WHAT TO WORK ON:
Leave the pictures out, and retype all of the material exactly as written.

Dataset entries:
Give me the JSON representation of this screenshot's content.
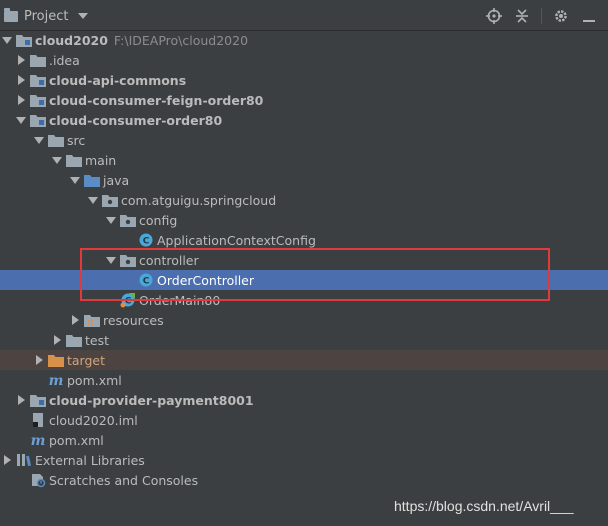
{
  "panel": {
    "title": "Project"
  },
  "tree": {
    "root_name": "cloud2020",
    "root_path": "F:\\IDEAPro\\cloud2020",
    "idea": ".idea",
    "api_commons": "cloud-api-commons",
    "feign_order": "cloud-consumer-feign-order80",
    "consumer_order": "cloud-consumer-order80",
    "src": "src",
    "main": "main",
    "java": "java",
    "package": "com.atguigu.springcloud",
    "config": "config",
    "app_context_config": "ApplicationContextConfig",
    "controller": "controller",
    "order_controller": "OrderController",
    "order_main": "OrderMain80",
    "resources": "resources",
    "test": "test",
    "target": "target",
    "order_pom": "pom.xml",
    "payment": "cloud-provider-payment8001",
    "iml": "cloud2020.iml",
    "root_pom": "pom.xml",
    "external_libraries": "External Libraries",
    "scratches": "Scratches and Consoles"
  },
  "watermark": "https://blog.csdn.net/Avril___",
  "colors": {
    "background": "#3c3f41",
    "selection": "#4b6eaf",
    "excluded": "#4d4441",
    "highlight_box": "#e0393e",
    "folder": "#9aa7b0",
    "source_folder": "#5a8dc6",
    "target_folder": "#d8914b",
    "class_icon": "#4aa8d8"
  }
}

FINAL RESULT:
Give me the JSON representation of this screenshot's content.
{
  "panel": {
    "title": "Project"
  },
  "tree": {
    "root_name": "cloud2020",
    "root_path": "F:\\IDEAPro\\cloud2020",
    "idea": ".idea",
    "api_commons": "cloud-api-commons",
    "feign_order": "cloud-consumer-feign-order80",
    "consumer_order": "cloud-consumer-order80",
    "src": "src",
    "main": "main",
    "java": "java",
    "package": "com.atguigu.springcloud",
    "config": "config",
    "app_context_config": "ApplicationContextConfig",
    "controller": "controller",
    "order_controller": "OrderController",
    "order_main": "OrderMain80",
    "resources": "resources",
    "test": "test",
    "target": "target",
    "order_pom": "pom.xml",
    "payment": "cloud-provider-payment8001",
    "iml": "cloud2020.iml",
    "root_pom": "pom.xml",
    "external_libraries": "External Libraries",
    "scratches": "Scratches and Consoles"
  },
  "watermark": "https://blog.csdn.net/Avril___",
  "colors": {
    "background": "#3c3f41",
    "selection": "#4b6eaf",
    "excluded": "#4d4441",
    "highlight_box": "#e0393e",
    "folder": "#9aa7b0",
    "source_folder": "#5a8dc6",
    "target_folder": "#d8914b",
    "class_icon": "#4aa8d8"
  }
}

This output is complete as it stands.